OBJECTIVE »
Omit all pictures. Copy the rest of the material exactly.

EXERCISE INPUTS »
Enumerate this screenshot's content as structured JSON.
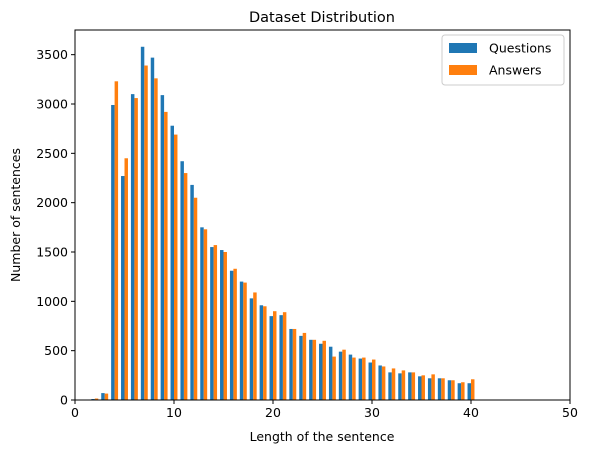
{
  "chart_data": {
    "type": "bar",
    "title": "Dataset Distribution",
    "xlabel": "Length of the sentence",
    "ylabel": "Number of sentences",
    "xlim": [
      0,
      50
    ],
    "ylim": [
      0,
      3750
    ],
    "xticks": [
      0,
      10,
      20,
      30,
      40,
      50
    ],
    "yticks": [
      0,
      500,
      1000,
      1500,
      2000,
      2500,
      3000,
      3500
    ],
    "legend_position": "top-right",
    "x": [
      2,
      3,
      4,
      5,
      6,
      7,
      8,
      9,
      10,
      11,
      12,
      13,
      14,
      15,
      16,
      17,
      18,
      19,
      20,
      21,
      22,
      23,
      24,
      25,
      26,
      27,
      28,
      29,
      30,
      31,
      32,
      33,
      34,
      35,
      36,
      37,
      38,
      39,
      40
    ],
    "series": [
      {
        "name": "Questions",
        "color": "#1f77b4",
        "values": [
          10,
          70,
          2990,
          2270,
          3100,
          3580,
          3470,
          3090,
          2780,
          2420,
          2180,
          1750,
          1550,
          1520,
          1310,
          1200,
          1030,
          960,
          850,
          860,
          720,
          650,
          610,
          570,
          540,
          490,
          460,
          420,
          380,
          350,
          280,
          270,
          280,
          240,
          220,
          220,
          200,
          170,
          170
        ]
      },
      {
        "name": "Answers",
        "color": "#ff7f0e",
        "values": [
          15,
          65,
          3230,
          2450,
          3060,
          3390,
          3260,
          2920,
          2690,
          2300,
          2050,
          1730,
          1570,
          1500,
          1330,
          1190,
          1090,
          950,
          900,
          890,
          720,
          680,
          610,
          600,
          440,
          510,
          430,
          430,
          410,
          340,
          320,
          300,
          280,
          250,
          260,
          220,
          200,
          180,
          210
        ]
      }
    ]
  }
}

FINAL RESULT »
Enumerate this screenshot's content as structured JSON.
{
  "chart_data": {
    "type": "bar",
    "title": "Dataset Distribution",
    "xlabel": "Length of the sentence",
    "ylabel": "Number of sentences",
    "xlim": [
      0,
      50
    ],
    "ylim": [
      0,
      3750
    ],
    "xticks": [
      0,
      10,
      20,
      30,
      40,
      50
    ],
    "yticks": [
      0,
      500,
      1000,
      1500,
      2000,
      2500,
      3000,
      3500
    ],
    "legend_position": "top-right",
    "x": [
      2,
      3,
      4,
      5,
      6,
      7,
      8,
      9,
      10,
      11,
      12,
      13,
      14,
      15,
      16,
      17,
      18,
      19,
      20,
      21,
      22,
      23,
      24,
      25,
      26,
      27,
      28,
      29,
      30,
      31,
      32,
      33,
      34,
      35,
      36,
      37,
      38,
      39,
      40
    ],
    "series": [
      {
        "name": "Questions",
        "color": "#1f77b4",
        "values": [
          10,
          70,
          2990,
          2270,
          3100,
          3580,
          3470,
          3090,
          2780,
          2420,
          2180,
          1750,
          1550,
          1520,
          1310,
          1200,
          1030,
          960,
          850,
          860,
          720,
          650,
          610,
          570,
          540,
          490,
          460,
          420,
          380,
          350,
          280,
          270,
          280,
          240,
          220,
          220,
          200,
          170,
          170
        ]
      },
      {
        "name": "Answers",
        "color": "#ff7f0e",
        "values": [
          15,
          65,
          3230,
          2450,
          3060,
          3390,
          3260,
          2920,
          2690,
          2300,
          2050,
          1730,
          1570,
          1500,
          1330,
          1190,
          1090,
          950,
          900,
          890,
          720,
          680,
          610,
          600,
          440,
          510,
          430,
          430,
          410,
          340,
          320,
          300,
          280,
          250,
          260,
          220,
          200,
          180,
          210
        ]
      }
    ]
  }
}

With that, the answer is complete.